**Stored records**:
------------------------------------------------

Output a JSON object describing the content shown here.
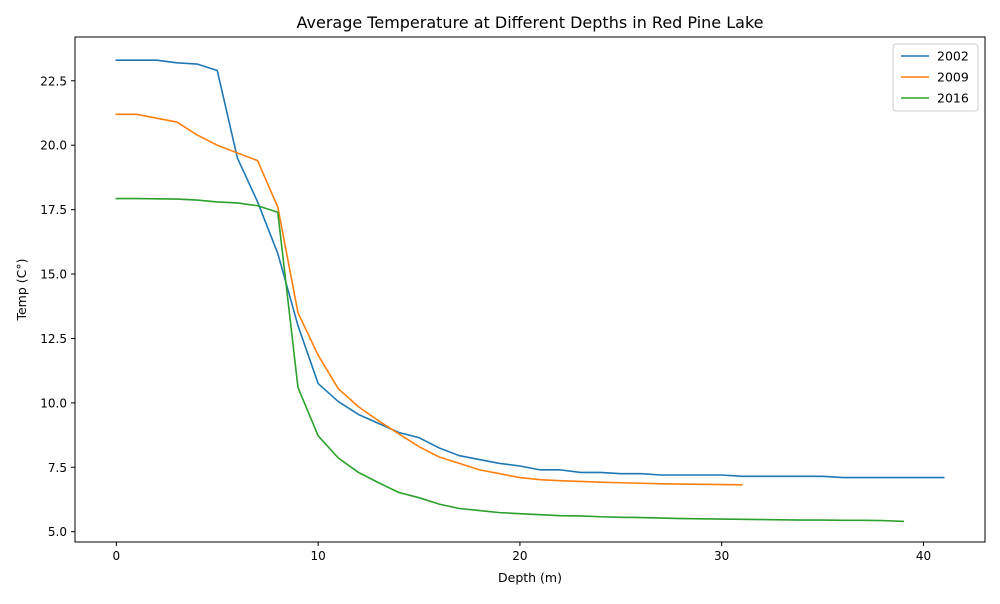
{
  "chart_data": {
    "type": "line",
    "title": "Average Temperature at Different Depths in Red Pine Lake",
    "xlabel": "Depth (m)",
    "ylabel": "Temp (C°)",
    "xlim": [
      -2.05,
      43.05
    ],
    "ylim": [
      4.6,
      24.2
    ],
    "xticks": [
      0,
      10,
      20,
      30,
      40
    ],
    "xtick_labels": [
      "0",
      "10",
      "20",
      "30",
      "40"
    ],
    "yticks": [
      5.0,
      7.5,
      10.0,
      12.5,
      15.0,
      17.5,
      20.0,
      22.5
    ],
    "ytick_labels": [
      "5.0",
      "7.5",
      "10.0",
      "12.5",
      "15.0",
      "17.5",
      "20.0",
      "22.5"
    ],
    "grid": false,
    "legend_position": "top-right",
    "series": [
      {
        "name": "2002",
        "color": "#1f77b4",
        "x": [
          0,
          1,
          2,
          3,
          4,
          5,
          6,
          7,
          8,
          9,
          10,
          11,
          12,
          13,
          14,
          15,
          16,
          17,
          18,
          19,
          20,
          21,
          22,
          23,
          24,
          25,
          26,
          27,
          28,
          29,
          30,
          31,
          32,
          33,
          34,
          35,
          36,
          37,
          38,
          39,
          40,
          41
        ],
        "y": [
          23.3,
          23.3,
          23.3,
          23.2,
          23.15,
          22.9,
          19.5,
          17.8,
          15.8,
          13.0,
          10.75,
          10.05,
          9.55,
          9.2,
          8.85,
          8.65,
          8.25,
          7.95,
          7.8,
          7.65,
          7.55,
          7.4,
          7.4,
          7.3,
          7.3,
          7.25,
          7.25,
          7.2,
          7.2,
          7.2,
          7.2,
          7.15,
          7.15,
          7.15,
          7.15,
          7.15,
          7.1,
          7.1,
          7.1,
          7.1,
          7.1,
          7.1
        ]
      },
      {
        "name": "2009",
        "color": "#ff7f0e",
        "x": [
          0,
          1,
          2,
          3,
          4,
          5,
          6,
          7,
          8,
          9,
          10,
          11,
          12,
          13,
          14,
          15,
          16,
          17,
          18,
          19,
          20,
          21,
          22,
          23,
          24,
          25,
          26,
          27,
          28,
          29,
          30,
          31
        ],
        "y": [
          21.2,
          21.2,
          21.05,
          20.9,
          20.4,
          20.0,
          19.7,
          19.4,
          17.6,
          13.5,
          11.85,
          10.55,
          9.85,
          9.3,
          8.8,
          8.3,
          7.9,
          7.65,
          7.4,
          7.25,
          7.1,
          7.02,
          6.98,
          6.95,
          6.92,
          6.9,
          6.88,
          6.86,
          6.85,
          6.84,
          6.83,
          6.82
        ]
      },
      {
        "name": "2016",
        "color": "#2ca02c",
        "x": [
          0,
          1,
          2,
          3,
          4,
          5,
          6,
          7,
          8,
          9,
          10,
          11,
          12,
          13,
          14,
          15,
          16,
          17,
          18,
          19,
          20,
          21,
          22,
          23,
          24,
          25,
          26,
          27,
          28,
          29,
          30,
          31,
          32,
          33,
          34,
          35,
          36,
          37,
          38,
          39
        ],
        "y": [
          17.93,
          17.93,
          17.92,
          17.91,
          17.87,
          17.8,
          17.76,
          17.65,
          17.4,
          10.6,
          8.72,
          7.86,
          7.3,
          6.9,
          6.52,
          6.32,
          6.07,
          5.9,
          5.82,
          5.74,
          5.7,
          5.66,
          5.62,
          5.61,
          5.58,
          5.56,
          5.55,
          5.53,
          5.51,
          5.5,
          5.49,
          5.48,
          5.47,
          5.46,
          5.45,
          5.45,
          5.44,
          5.44,
          5.43,
          5.4
        ]
      }
    ]
  }
}
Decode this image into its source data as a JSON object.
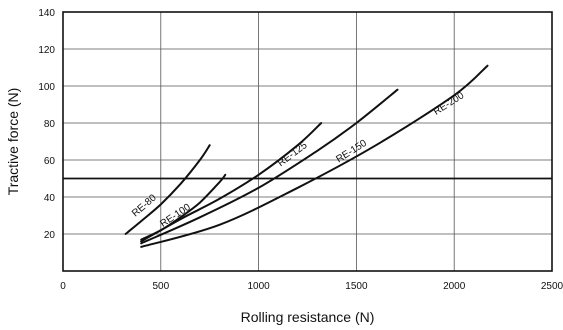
{
  "chart_data": {
    "type": "line",
    "title": "",
    "xlabel": "Rolling resistance (N)",
    "ylabel": "Tractive force (N)",
    "xlim": [
      0,
      2500
    ],
    "ylim": [
      0,
      140
    ],
    "xticks": [
      "0",
      "500",
      "1000",
      "1500",
      "2000",
      "2500"
    ],
    "yticks": [
      "20",
      "40",
      "60",
      "80",
      "100",
      "120",
      "140"
    ],
    "grid": true,
    "legend": "none",
    "reference_line": {
      "y": 50
    },
    "series": [
      {
        "name": "RE-80",
        "points": [
          [
            320,
            20
          ],
          [
            400,
            27
          ],
          [
            500,
            36
          ],
          [
            600,
            47
          ],
          [
            700,
            60
          ],
          [
            750,
            68
          ]
        ]
      },
      {
        "name": "RE-100",
        "points": [
          [
            400,
            17
          ],
          [
            500,
            22
          ],
          [
            600,
            29
          ],
          [
            700,
            37
          ],
          [
            800,
            48
          ],
          [
            830,
            52
          ]
        ]
      },
      {
        "name": "RE-125",
        "points": [
          [
            400,
            16
          ],
          [
            600,
            28
          ],
          [
            800,
            39
          ],
          [
            1000,
            52
          ],
          [
            1200,
            68
          ],
          [
            1320,
            80
          ]
        ]
      },
      {
        "name": "RE-150",
        "points": [
          [
            400,
            15
          ],
          [
            700,
            29
          ],
          [
            1000,
            45
          ],
          [
            1300,
            65
          ],
          [
            1500,
            80
          ],
          [
            1710,
            98
          ]
        ]
      },
      {
        "name": "RE-200",
        "points": [
          [
            400,
            13
          ],
          [
            800,
            25
          ],
          [
            1200,
            45
          ],
          [
            1600,
            68
          ],
          [
            2000,
            95
          ],
          [
            2170,
            111
          ]
        ]
      }
    ]
  }
}
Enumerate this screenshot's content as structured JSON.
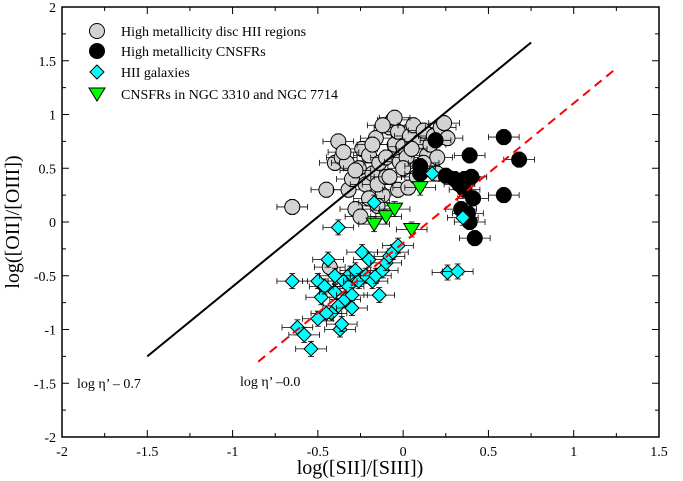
{
  "chart_data": {
    "type": "scatter",
    "xlabel": "log([SII]/[SIII])",
    "ylabel": "log([OII]/[OIII])",
    "xlim": [
      -2,
      1.5
    ],
    "ylim": [
      -2,
      2
    ],
    "xticks": [
      -2,
      -1.5,
      -1,
      -0.5,
      0,
      0.5,
      1,
      1.5
    ],
    "yticks": [
      -2,
      -1.5,
      -1,
      -0.5,
      0,
      0.5,
      1,
      1.5,
      2
    ],
    "xtick_labels": [
      "-2",
      "-1.5",
      "-1",
      "-0.5",
      "0",
      "0.5",
      "1",
      "1.5"
    ],
    "ytick_labels": [
      "-2",
      "-1.5",
      "-1",
      "-0.5",
      "0",
      "0.5",
      "1",
      "1.5",
      "2"
    ],
    "legend_position": "top-left",
    "series": [
      {
        "name": "High metallicity disc HII regions",
        "marker": "circle",
        "color": "#d3d3d3",
        "points": [
          [
            -0.65,
            0.14
          ],
          [
            -0.45,
            0.3
          ],
          [
            -0.4,
            0.55
          ],
          [
            -0.38,
            0.75
          ],
          [
            -0.36,
            0.6
          ],
          [
            -0.33,
            0.55
          ],
          [
            -0.32,
            0.3
          ],
          [
            -0.3,
            0.4
          ],
          [
            -0.28,
            0.12
          ],
          [
            -0.26,
            0.5
          ],
          [
            -0.24,
            0.68
          ],
          [
            -0.22,
            0.35
          ],
          [
            -0.2,
            0.62
          ],
          [
            -0.18,
            0.45
          ],
          [
            -0.16,
            0.78
          ],
          [
            -0.14,
            0.55
          ],
          [
            -0.12,
            0.25
          ],
          [
            -0.1,
            0.6
          ],
          [
            -0.08,
            0.88
          ],
          [
            -0.06,
            0.95
          ],
          [
            -0.05,
            0.72
          ],
          [
            -0.03,
            0.84
          ],
          [
            -0.02,
            0.56
          ],
          [
            0.0,
            0.7
          ],
          [
            0.02,
            0.6
          ],
          [
            0.04,
            0.8
          ],
          [
            0.06,
            0.9
          ],
          [
            0.08,
            0.5
          ],
          [
            0.1,
            0.75
          ],
          [
            0.12,
            0.85
          ],
          [
            0.14,
            0.62
          ],
          [
            0.16,
            0.72
          ],
          [
            0.18,
            0.8
          ],
          [
            0.2,
            0.6
          ],
          [
            0.22,
            0.88
          ],
          [
            0.24,
            0.92
          ],
          [
            0.26,
            0.78
          ],
          [
            -0.2,
            0.22
          ],
          [
            -0.15,
            0.35
          ],
          [
            -0.1,
            0.42
          ],
          [
            -0.03,
            0.3
          ],
          [
            0.03,
            0.32
          ],
          [
            0.08,
            0.42
          ],
          [
            -0.35,
            0.65
          ],
          [
            -0.25,
            0.05
          ],
          [
            -0.43,
            -0.42
          ],
          [
            -0.15,
            0.15
          ],
          [
            -0.05,
            0.97
          ],
          [
            0.0,
            0.5
          ],
          [
            0.12,
            0.55
          ],
          [
            -0.28,
            0.48
          ],
          [
            -0.08,
            0.42
          ],
          [
            0.05,
            0.68
          ],
          [
            0.2,
            0.45
          ],
          [
            -0.18,
            0.72
          ],
          [
            -0.12,
            0.9
          ]
        ]
      },
      {
        "name": "High metallicity CNSFRs",
        "marker": "circle",
        "color": "#000000",
        "points": [
          [
            0.1,
            0.52
          ],
          [
            0.1,
            0.45
          ],
          [
            0.19,
            0.76
          ],
          [
            0.25,
            0.43
          ],
          [
            0.3,
            0.4
          ],
          [
            0.33,
            0.35
          ],
          [
            0.34,
            0.12
          ],
          [
            0.36,
            0.3
          ],
          [
            0.38,
            0.08
          ],
          [
            0.39,
            0.62
          ],
          [
            0.4,
            0.42
          ],
          [
            0.41,
            0.22
          ],
          [
            0.42,
            -0.15
          ],
          [
            0.39,
            0.0
          ],
          [
            0.59,
            0.79
          ],
          [
            0.59,
            0.25
          ],
          [
            0.68,
            0.58
          ],
          [
            0.36,
            0.4
          ]
        ]
      },
      {
        "name": "HII galaxies",
        "marker": "diamond",
        "color": "#00ffff",
        "points": [
          [
            -0.65,
            -0.55
          ],
          [
            -0.62,
            -0.98
          ],
          [
            -0.58,
            -1.05
          ],
          [
            -0.54,
            -1.18
          ],
          [
            -0.5,
            -0.55
          ],
          [
            -0.48,
            -0.7
          ],
          [
            -0.46,
            -0.6
          ],
          [
            -0.44,
            -0.35
          ],
          [
            -0.42,
            -0.85
          ],
          [
            -0.4,
            -0.65
          ],
          [
            -0.38,
            -0.78
          ],
          [
            -0.37,
            -1.0
          ],
          [
            -0.36,
            -0.95
          ],
          [
            -0.35,
            -0.55
          ],
          [
            -0.34,
            -0.72
          ],
          [
            -0.32,
            -0.6
          ],
          [
            -0.31,
            -0.48
          ],
          [
            -0.3,
            -0.68
          ],
          [
            -0.28,
            -0.45
          ],
          [
            -0.26,
            -0.55
          ],
          [
            -0.24,
            -0.28
          ],
          [
            -0.22,
            -0.5
          ],
          [
            -0.2,
            -0.35
          ],
          [
            -0.18,
            -0.55
          ],
          [
            -0.16,
            -0.5
          ],
          [
            -0.14,
            -0.68
          ],
          [
            -0.12,
            -0.45
          ],
          [
            -0.1,
            -0.38
          ],
          [
            -0.08,
            -0.32
          ],
          [
            -0.06,
            -0.28
          ],
          [
            -0.03,
            -0.22
          ],
          [
            0.17,
            0.45
          ],
          [
            0.26,
            -0.47
          ],
          [
            0.32,
            -0.46
          ],
          [
            0.35,
            0.04
          ],
          [
            -0.17,
            0.18
          ],
          [
            -0.38,
            -0.05
          ],
          [
            -0.45,
            -0.85
          ],
          [
            -0.5,
            -0.9
          ],
          [
            -0.4,
            -0.5
          ],
          [
            -0.3,
            -0.8
          ]
        ]
      },
      {
        "name": "CNSFRs in NGC 3310 and NGC 7714",
        "marker": "triangle-down",
        "color": "#00ff00",
        "points": [
          [
            -0.17,
            -0.02
          ],
          [
            -0.1,
            0.05
          ],
          [
            -0.05,
            0.12
          ],
          [
            0.05,
            -0.07
          ],
          [
            0.1,
            0.32
          ]
        ]
      }
    ],
    "lines": [
      {
        "label": "log η’ – 0.7",
        "x": [
          -1.5,
          0.75
        ],
        "y": [
          -1.25,
          1.67
        ],
        "style": "solid",
        "color": "#000000"
      },
      {
        "label": "log η’ –0.0",
        "x": [
          -0.85,
          1.25
        ],
        "y": [
          -1.3,
          1.43
        ],
        "style": "dashed",
        "color": "#ff0000"
      }
    ]
  }
}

------------------------------------------------

Copy every line of the listing where the word "object" appears.

Output a JSON object describing the content shown here.
Decode this image into its source data as a JSON object.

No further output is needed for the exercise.